━━━ Data provided

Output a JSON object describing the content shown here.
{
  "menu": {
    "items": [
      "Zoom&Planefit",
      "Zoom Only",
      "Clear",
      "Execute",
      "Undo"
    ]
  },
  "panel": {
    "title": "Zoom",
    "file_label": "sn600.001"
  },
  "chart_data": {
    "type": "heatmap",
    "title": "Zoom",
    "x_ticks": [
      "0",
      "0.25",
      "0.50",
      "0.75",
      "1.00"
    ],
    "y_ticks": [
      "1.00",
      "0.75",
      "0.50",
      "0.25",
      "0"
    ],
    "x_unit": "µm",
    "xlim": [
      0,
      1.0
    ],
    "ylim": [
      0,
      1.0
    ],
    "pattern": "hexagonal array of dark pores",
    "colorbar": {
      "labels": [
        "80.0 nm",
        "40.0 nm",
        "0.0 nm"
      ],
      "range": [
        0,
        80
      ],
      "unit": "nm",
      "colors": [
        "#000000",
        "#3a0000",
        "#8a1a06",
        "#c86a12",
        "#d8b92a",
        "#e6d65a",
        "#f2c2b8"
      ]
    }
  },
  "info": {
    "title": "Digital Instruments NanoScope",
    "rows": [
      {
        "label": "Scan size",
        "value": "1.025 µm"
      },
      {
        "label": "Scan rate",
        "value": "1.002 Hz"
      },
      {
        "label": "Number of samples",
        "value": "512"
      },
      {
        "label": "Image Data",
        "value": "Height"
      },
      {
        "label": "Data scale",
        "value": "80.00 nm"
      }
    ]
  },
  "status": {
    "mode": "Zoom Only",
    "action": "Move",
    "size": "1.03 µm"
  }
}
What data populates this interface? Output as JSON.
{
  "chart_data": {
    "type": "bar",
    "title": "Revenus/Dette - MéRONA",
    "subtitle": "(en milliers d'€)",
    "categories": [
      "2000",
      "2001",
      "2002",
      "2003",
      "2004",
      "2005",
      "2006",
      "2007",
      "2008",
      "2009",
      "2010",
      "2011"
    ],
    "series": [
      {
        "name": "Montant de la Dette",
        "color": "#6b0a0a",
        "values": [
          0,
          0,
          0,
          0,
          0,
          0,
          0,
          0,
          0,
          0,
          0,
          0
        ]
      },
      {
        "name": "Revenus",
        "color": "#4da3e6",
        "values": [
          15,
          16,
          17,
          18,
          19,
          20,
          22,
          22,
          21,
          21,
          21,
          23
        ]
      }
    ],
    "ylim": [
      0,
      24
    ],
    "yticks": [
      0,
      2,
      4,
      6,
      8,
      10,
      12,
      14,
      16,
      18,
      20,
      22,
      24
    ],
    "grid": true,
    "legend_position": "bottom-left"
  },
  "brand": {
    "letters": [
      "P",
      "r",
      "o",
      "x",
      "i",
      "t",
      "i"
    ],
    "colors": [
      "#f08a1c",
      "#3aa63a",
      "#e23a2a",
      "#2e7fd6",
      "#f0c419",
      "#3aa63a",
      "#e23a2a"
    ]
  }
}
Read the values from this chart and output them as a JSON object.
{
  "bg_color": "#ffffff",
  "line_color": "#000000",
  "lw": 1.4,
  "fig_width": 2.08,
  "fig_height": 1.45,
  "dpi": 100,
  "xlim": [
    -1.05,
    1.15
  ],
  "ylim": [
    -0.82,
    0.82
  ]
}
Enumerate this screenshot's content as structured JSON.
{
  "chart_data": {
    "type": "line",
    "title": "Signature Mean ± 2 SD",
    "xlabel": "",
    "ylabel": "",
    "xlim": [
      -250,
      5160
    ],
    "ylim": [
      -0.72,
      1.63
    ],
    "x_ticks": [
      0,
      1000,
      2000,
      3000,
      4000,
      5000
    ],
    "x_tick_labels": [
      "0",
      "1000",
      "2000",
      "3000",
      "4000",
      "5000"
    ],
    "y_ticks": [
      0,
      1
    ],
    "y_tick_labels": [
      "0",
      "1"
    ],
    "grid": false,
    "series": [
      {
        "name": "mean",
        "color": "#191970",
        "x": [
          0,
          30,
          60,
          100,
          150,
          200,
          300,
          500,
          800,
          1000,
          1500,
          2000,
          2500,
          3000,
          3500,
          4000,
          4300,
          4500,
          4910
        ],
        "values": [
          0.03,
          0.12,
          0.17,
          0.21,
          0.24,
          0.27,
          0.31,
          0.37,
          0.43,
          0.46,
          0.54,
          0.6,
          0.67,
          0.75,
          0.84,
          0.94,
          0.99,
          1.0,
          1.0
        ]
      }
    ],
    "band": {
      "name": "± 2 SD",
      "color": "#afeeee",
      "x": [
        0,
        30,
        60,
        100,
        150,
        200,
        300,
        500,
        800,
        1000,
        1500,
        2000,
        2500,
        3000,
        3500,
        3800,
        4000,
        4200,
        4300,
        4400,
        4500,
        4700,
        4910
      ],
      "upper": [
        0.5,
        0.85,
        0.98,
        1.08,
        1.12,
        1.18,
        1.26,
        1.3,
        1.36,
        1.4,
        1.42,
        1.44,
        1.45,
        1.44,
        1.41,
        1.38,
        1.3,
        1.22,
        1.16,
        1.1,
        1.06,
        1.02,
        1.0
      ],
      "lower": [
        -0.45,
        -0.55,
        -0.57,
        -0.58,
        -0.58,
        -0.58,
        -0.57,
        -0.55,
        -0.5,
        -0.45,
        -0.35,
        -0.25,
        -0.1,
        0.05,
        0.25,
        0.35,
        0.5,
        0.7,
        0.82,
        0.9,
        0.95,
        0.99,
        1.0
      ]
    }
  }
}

━━━━━━

▶ [Directions for this task] Retype all of the material above with every character intact.

▶ [Answer to the exercise]
Output a JSON object describing the content shown here.
{
  "menu": {
    "items": [
      "Zoom&Planefit",
      "Zoom Only",
      "Clear",
      "Execute",
      "Undo"
    ]
  },
  "panel": {
    "title": "Zoom",
    "file_label": "sn600.001"
  },
  "chart_data": {
    "type": "heatmap",
    "title": "Zoom",
    "x_ticks": [
      "0",
      "0.25",
      "0.50",
      "0.75",
      "1.00"
    ],
    "y_ticks": [
      "1.00",
      "0.75",
      "0.50",
      "0.25",
      "0"
    ],
    "x_unit": "µm",
    "xlim": [
      0,
      1.0
    ],
    "ylim": [
      0,
      1.0
    ],
    "pattern": "hexagonal array of dark pores",
    "colorbar": {
      "labels": [
        "80.0 nm",
        "40.0 nm",
        "0.0 nm"
      ],
      "range": [
        0,
        80
      ],
      "unit": "nm",
      "colors": [
        "#000000",
        "#3a0000",
        "#8a1a06",
        "#c86a12",
        "#d8b92a",
        "#e6d65a",
        "#f2c2b8"
      ]
    }
  },
  "info": {
    "title": "Digital Instruments NanoScope",
    "rows": [
      {
        "label": "Scan size",
        "value": "1.025 µm"
      },
      {
        "label": "Scan rate",
        "value": "1.002 Hz"
      },
      {
        "label": "Number of samples",
        "value": "512"
      },
      {
        "label": "Image Data",
        "value": "Height"
      },
      {
        "label": "Data scale",
        "value": "80.00 nm"
      }
    ]
  },
  "status": {
    "mode": "Zoom Only",
    "action": "Move",
    "size": "1.03 µm"
  }
}
What data populates this interface? Output as JSON.
{
  "chart_data": {
    "type": "bar",
    "title": "Revenus/Dette - MéRONA",
    "subtitle": "(en milliers d'€)",
    "categories": [
      "2000",
      "2001",
      "2002",
      "2003",
      "2004",
      "2005",
      "2006",
      "2007",
      "2008",
      "2009",
      "2010",
      "2011"
    ],
    "series": [
      {
        "name": "Montant de la Dette",
        "color": "#6b0a0a",
        "values": [
          0,
          0,
          0,
          0,
          0,
          0,
          0,
          0,
          0,
          0,
          0,
          0
        ]
      },
      {
        "name": "Revenus",
        "color": "#4da3e6",
        "values": [
          15,
          16,
          17,
          18,
          19,
          20,
          22,
          22,
          21,
          21,
          21,
          23
        ]
      }
    ],
    "ylim": [
      0,
      24
    ],
    "yticks": [
      0,
      2,
      4,
      6,
      8,
      10,
      12,
      14,
      16,
      18,
      20,
      22,
      24
    ],
    "grid": true,
    "legend_position": "bottom-left"
  },
  "brand": {
    "letters": [
      "P",
      "r",
      "o",
      "x",
      "i",
      "t",
      "i"
    ],
    "colors": [
      "#f08a1c",
      "#3aa63a",
      "#e23a2a",
      "#2e7fd6",
      "#f0c419",
      "#3aa63a",
      "#e23a2a"
    ]
  }
}
Read the values from this chart and output them as a JSON object.
{
  "bg_color": "#ffffff",
  "line_color": "#000000",
  "lw": 1.4,
  "fig_width": 2.08,
  "fig_height": 1.45,
  "dpi": 100,
  "xlim": [
    -1.05,
    1.15
  ],
  "ylim": [
    -0.82,
    0.82
  ]
}
Enumerate this screenshot's content as structured JSON.
{
  "chart_data": {
    "type": "line",
    "title": "Signature Mean ± 2 SD",
    "xlabel": "",
    "ylabel": "",
    "xlim": [
      -250,
      5160
    ],
    "ylim": [
      -0.72,
      1.63
    ],
    "x_ticks": [
      0,
      1000,
      2000,
      3000,
      4000,
      5000
    ],
    "x_tick_labels": [
      "0",
      "1000",
      "2000",
      "3000",
      "4000",
      "5000"
    ],
    "y_ticks": [
      0,
      1
    ],
    "y_tick_labels": [
      "0",
      "1"
    ],
    "grid": false,
    "series": [
      {
        "name": "mean",
        "color": "#191970",
        "x": [
          0,
          30,
          60,
          100,
          150,
          200,
          300,
          500,
          800,
          1000,
          1500,
          2000,
          2500,
          3000,
          3500,
          4000,
          4300,
          4500,
          4910
        ],
        "values": [
          0.03,
          0.12,
          0.17,
          0.21,
          0.24,
          0.27,
          0.31,
          0.37,
          0.43,
          0.46,
          0.54,
          0.6,
          0.67,
          0.75,
          0.84,
          0.94,
          0.99,
          1.0,
          1.0
        ]
      }
    ],
    "band": {
      "name": "± 2 SD",
      "color": "#afeeee",
      "x": [
        0,
        30,
        60,
        100,
        150,
        200,
        300,
        500,
        800,
        1000,
        1500,
        2000,
        2500,
        3000,
        3500,
        3800,
        4000,
        4200,
        4300,
        4400,
        4500,
        4700,
        4910
      ],
      "upper": [
        0.5,
        0.85,
        0.98,
        1.08,
        1.12,
        1.18,
        1.26,
        1.3,
        1.36,
        1.4,
        1.42,
        1.44,
        1.45,
        1.44,
        1.41,
        1.38,
        1.3,
        1.22,
        1.16,
        1.1,
        1.06,
        1.02,
        1.0
      ],
      "lower": [
        -0.45,
        -0.55,
        -0.57,
        -0.58,
        -0.58,
        -0.58,
        -0.57,
        -0.55,
        -0.5,
        -0.45,
        -0.35,
        -0.25,
        -0.1,
        0.05,
        0.25,
        0.35,
        0.5,
        0.7,
        0.82,
        0.9,
        0.95,
        0.99,
        1.0
      ]
    }
  }
}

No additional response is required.